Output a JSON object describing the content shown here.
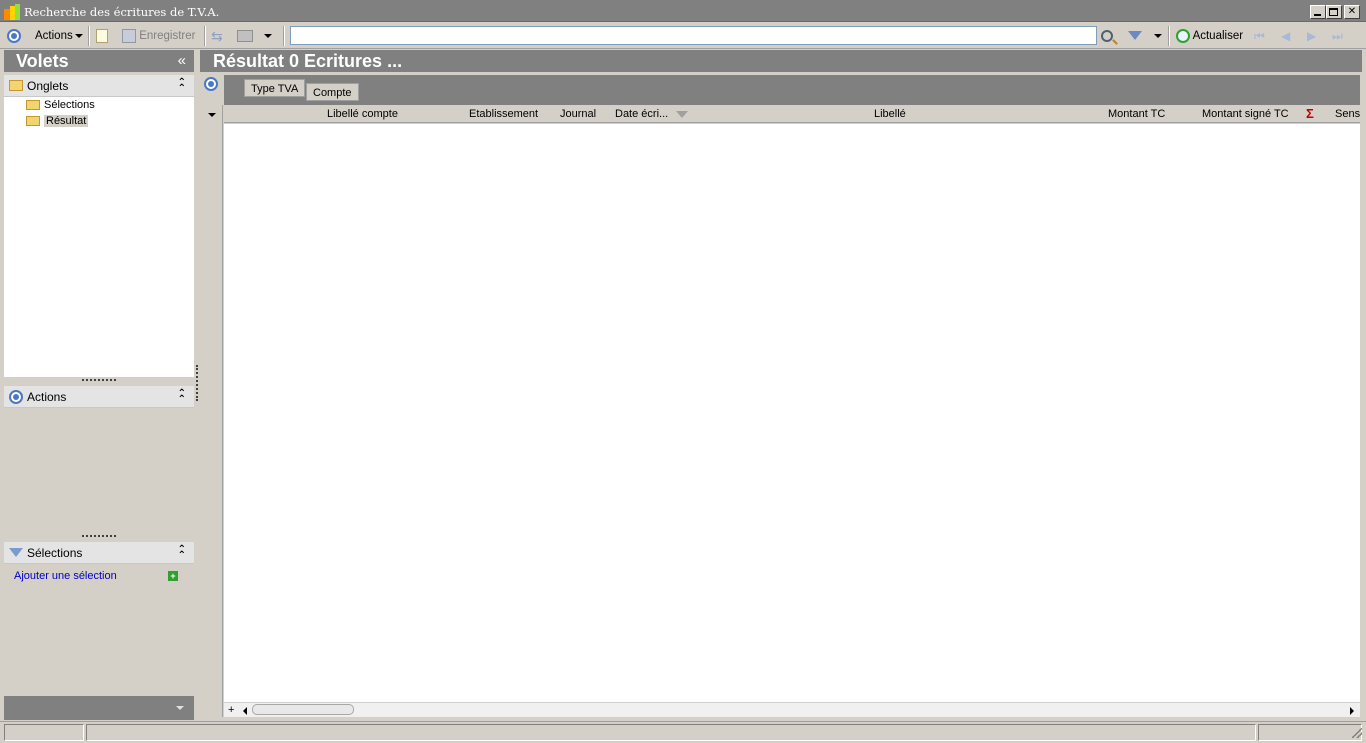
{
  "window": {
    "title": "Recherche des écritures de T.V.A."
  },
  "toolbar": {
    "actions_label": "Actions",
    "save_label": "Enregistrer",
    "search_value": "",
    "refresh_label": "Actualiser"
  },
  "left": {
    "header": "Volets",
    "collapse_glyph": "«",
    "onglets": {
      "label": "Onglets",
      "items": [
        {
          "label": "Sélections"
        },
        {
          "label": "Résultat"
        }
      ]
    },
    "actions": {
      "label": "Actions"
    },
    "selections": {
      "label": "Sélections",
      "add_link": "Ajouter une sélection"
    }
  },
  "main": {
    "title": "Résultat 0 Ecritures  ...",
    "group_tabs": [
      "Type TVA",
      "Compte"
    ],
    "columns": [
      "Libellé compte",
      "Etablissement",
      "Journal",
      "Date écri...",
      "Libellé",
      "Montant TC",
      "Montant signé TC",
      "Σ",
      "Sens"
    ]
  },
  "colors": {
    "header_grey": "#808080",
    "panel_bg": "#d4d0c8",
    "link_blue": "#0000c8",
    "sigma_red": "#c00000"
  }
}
...
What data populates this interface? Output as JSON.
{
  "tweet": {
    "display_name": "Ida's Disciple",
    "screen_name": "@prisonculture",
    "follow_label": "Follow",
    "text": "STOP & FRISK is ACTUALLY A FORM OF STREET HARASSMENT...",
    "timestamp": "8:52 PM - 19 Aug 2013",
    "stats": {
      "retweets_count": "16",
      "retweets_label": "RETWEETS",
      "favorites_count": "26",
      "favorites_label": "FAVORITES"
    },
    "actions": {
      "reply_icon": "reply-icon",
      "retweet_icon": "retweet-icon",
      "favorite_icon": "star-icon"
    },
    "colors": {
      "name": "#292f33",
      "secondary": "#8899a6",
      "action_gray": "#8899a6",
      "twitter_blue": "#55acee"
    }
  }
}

- _AIM_
Check each line above for the word "Output" and copy the ones that have it.

- _ANSWER FOR THIS EXERCISE_
Output a JSON object describing the content shown here.
What data populates this interface? Output as JSON.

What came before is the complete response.